== Brief ==
Please transcribe the records precisely; pictures stay out of your copy.

== Record excerpts ==
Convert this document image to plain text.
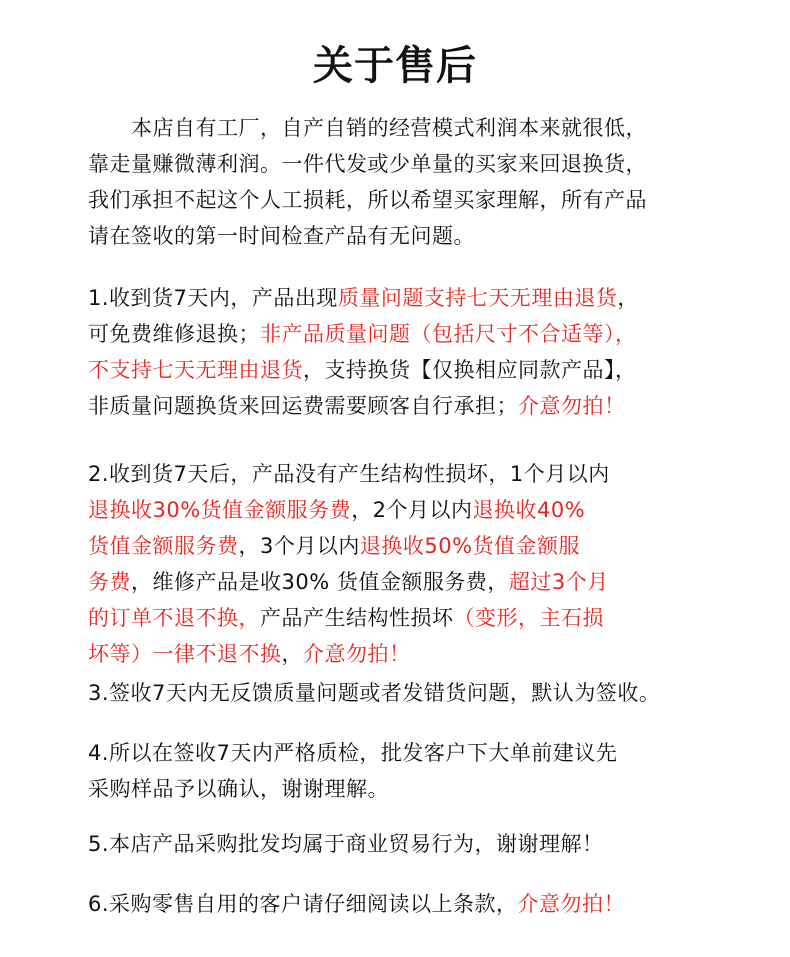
关于售后
本店自有工厂，自产自销的经营模式利润本来就很低，
靠走量赚微薄利润。一件代发或少单量的买家来回退换货，
我们承担不起这个人工损耗，所以希望买家理解，所有产品
请在签收的第一时间检查产品有无问题。
1.收到货7天内，产品出现质量问题支持七天无理由退货，
可免费维修退换；非产品质量问题（包括尺寸不合适等），
不支持七天无理由退货，支持换货【仅换相应同款产品】，
非质量问题换货来回运费需要顾客自行承担；介意勿拍！
2.收到货7天后，产品没有产生结构性损坏，1个月以内
退换收30%货值金额服务费，2个月以内退换收40%
货值金额服务费，3个月以内退换收50%货值金额服
务费，维修产品是收30% 货值金额服务费，超过3个月
的订单不退不换，产品产生结构性损坏（变形，主石损
坏等）一律不退不换，介意勿拍！
3.签收7天内无反馈质量问题或者发错货问题，默认为签收。
4.所以在签收7天内严格质检，批发客户下大单前建议先
采购样品予以确认，谢谢理解。
5.本店产品采购批发均属于商业贸易行为，谢谢理解！
6.采购零售自用的客户请仔细阅读以上条款，介意勿拍！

== Result for this task ==
Convert this document image to plain text.
关于售后
本店自有工厂，自产自销的经营模式利润本来就很低，
靠走量赚微薄利润。一件代发或少单量的买家来回退换货，
我们承担不起这个人工损耗，所以希望买家理解，所有产品
请在签收的第一时间检查产品有无问题。
1.收到货7天内，产品出现质量问题支持七天无理由退货，
可免费维修退换；非产品质量问题（包括尺寸不合适等），
不支持七天无理由退货，支持换货【仅换相应同款产品】，
非质量问题换货来回运费需要顾客自行承担；介意勿拍！
2.收到货7天后，产品没有产生结构性损坏，1个月以内
退换收30%货值金额服务费，2个月以内退换收40%
货值金额服务费，3个月以内退换收50%货值金额服
务费，维修产品是收30% 货值金额服务费，超过3个月
的订单不退不换，产品产生结构性损坏（变形，主石损
坏等）一律不退不换，介意勿拍！
3.签收7天内无反馈质量问题或者发错货问题，默认为签收。
4.所以在签收7天内严格质检，批发客户下大单前建议先
采购样品予以确认，谢谢理解。
5.本店产品采购批发均属于商业贸易行为，谢谢理解！
6.采购零售自用的客户请仔细阅读以上条款，介意勿拍！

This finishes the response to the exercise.